## What is being asked
Your job is to restate each entry word for word.

━━ Supplied records ━━

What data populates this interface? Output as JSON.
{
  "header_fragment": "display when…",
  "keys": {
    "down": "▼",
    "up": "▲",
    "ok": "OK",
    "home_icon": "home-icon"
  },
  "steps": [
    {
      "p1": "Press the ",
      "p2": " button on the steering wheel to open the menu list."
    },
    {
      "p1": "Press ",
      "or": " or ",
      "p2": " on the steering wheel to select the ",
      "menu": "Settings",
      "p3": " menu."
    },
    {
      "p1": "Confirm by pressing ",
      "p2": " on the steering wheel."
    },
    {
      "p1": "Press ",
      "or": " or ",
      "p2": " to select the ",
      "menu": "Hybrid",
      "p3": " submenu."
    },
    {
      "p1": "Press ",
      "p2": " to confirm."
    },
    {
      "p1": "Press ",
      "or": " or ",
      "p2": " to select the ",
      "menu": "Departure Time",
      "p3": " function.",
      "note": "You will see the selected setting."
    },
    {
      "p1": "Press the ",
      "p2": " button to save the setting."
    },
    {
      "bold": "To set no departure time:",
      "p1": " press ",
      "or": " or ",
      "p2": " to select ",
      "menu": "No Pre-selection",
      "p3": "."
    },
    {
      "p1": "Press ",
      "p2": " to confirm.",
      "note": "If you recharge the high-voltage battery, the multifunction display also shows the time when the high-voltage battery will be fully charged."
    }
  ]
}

━━━

## Solution to the exercise
What data populates this interface? Output as JSON.
{
  "header_fragment": "display when…",
  "keys": {
    "down": "▼",
    "up": "▲",
    "ok": "OK",
    "home_icon": "home-icon"
  },
  "steps": [
    {
      "p1": "Press the ",
      "p2": " button on the steering wheel to open the menu list."
    },
    {
      "p1": "Press ",
      "or": " or ",
      "p2": " on the steering wheel to select the ",
      "menu": "Settings",
      "p3": " menu."
    },
    {
      "p1": "Confirm by pressing ",
      "p2": " on the steering wheel."
    },
    {
      "p1": "Press ",
      "or": " or ",
      "p2": " to select the ",
      "menu": "Hybrid",
      "p3": " submenu."
    },
    {
      "p1": "Press ",
      "p2": " to confirm."
    },
    {
      "p1": "Press ",
      "or": " or ",
      "p2": " to select the ",
      "menu": "Departure Time",
      "p3": " function.",
      "note": "You will see the selected setting."
    },
    {
      "p1": "Press the ",
      "p2": " button to save the setting."
    },
    {
      "bold": "To set no departure time:",
      "p1": " press ",
      "or": " or ",
      "p2": " to select ",
      "menu": "No Pre-selection",
      "p3": "."
    },
    {
      "p1": "Press ",
      "p2": " to confirm.",
      "note": "If you recharge the high-voltage battery, the multifunction display also shows the time when the high-voltage battery will be fully charged."
    }
  ]
}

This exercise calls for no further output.